- **TASK DIRECTIONS**:
Reproduce every entry exactly, without alteration.

— Start —

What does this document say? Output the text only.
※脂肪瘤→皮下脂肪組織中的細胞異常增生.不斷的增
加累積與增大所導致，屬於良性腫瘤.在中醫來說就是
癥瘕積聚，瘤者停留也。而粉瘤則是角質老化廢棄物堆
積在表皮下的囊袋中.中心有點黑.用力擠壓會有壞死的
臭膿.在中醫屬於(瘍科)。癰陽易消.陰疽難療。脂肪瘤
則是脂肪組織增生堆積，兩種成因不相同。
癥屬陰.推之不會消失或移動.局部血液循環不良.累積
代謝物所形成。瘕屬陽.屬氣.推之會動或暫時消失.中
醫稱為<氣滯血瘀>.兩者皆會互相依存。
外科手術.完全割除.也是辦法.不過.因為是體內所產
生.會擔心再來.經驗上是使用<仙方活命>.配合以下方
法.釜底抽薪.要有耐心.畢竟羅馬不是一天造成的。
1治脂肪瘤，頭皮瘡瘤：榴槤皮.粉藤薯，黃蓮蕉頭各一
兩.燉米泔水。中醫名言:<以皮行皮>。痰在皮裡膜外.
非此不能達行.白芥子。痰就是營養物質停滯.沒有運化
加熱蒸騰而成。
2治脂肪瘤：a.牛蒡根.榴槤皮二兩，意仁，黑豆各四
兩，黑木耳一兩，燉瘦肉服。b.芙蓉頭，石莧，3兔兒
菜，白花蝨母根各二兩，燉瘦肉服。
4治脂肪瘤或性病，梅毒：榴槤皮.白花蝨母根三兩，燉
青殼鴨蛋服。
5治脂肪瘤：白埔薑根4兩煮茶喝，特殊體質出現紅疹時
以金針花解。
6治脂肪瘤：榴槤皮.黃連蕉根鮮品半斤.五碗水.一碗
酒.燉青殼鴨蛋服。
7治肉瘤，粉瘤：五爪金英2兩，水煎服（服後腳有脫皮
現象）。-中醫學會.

— End —

- **RESULT FOR THIS TASK**:
What does this document say? Output the text only.
※脂肪瘤→皮下脂肪組織中的細胞異常增生.不斷的增
加累積與增大所導致，屬於良性腫瘤.在中醫來說就是
癥瘕積聚，瘤者停留也。而粉瘤則是角質老化廢棄物堆
積在表皮下的囊袋中.中心有點黑.用力擠壓會有壞死的
臭膿.在中醫屬於(瘍科)。癰陽易消.陰疽難療。脂肪瘤
則是脂肪組織增生堆積，兩種成因不相同。
癥屬陰.推之不會消失或移動.局部血液循環不良.累積
代謝物所形成。瘕屬陽.屬氣.推之會動或暫時消失.中
醫稱為<氣滯血瘀>.兩者皆會互相依存。
外科手術.完全割除.也是辦法.不過.因為是體內所產
生.會擔心再來.經驗上是使用<仙方活命>.配合以下方
法.釜底抽薪.要有耐心.畢竟羅馬不是一天造成的。
1治脂肪瘤，頭皮瘡瘤：榴槤皮.粉藤薯，黃蓮蕉頭各一
兩.燉米泔水。中醫名言:<以皮行皮>。痰在皮裡膜外.
非此不能達行.白芥子。痰就是營養物質停滯.沒有運化
加熱蒸騰而成。
2治脂肪瘤：a.牛蒡根.榴槤皮二兩，意仁，黑豆各四
兩，黑木耳一兩，燉瘦肉服。b.芙蓉頭，石莧，3兔兒
菜，白花蝨母根各二兩，燉瘦肉服。
4治脂肪瘤或性病，梅毒：榴槤皮.白花蝨母根三兩，燉
青殼鴨蛋服。
5治脂肪瘤：白埔薑根4兩煮茶喝，特殊體質出現紅疹時
以金針花解。
6治脂肪瘤：榴槤皮.黃連蕉根鮮品半斤.五碗水.一碗
酒.燉青殼鴨蛋服。
7治肉瘤，粉瘤：五爪金英2兩，水煎服（服後腳有脫皮
現象）。-中醫學會.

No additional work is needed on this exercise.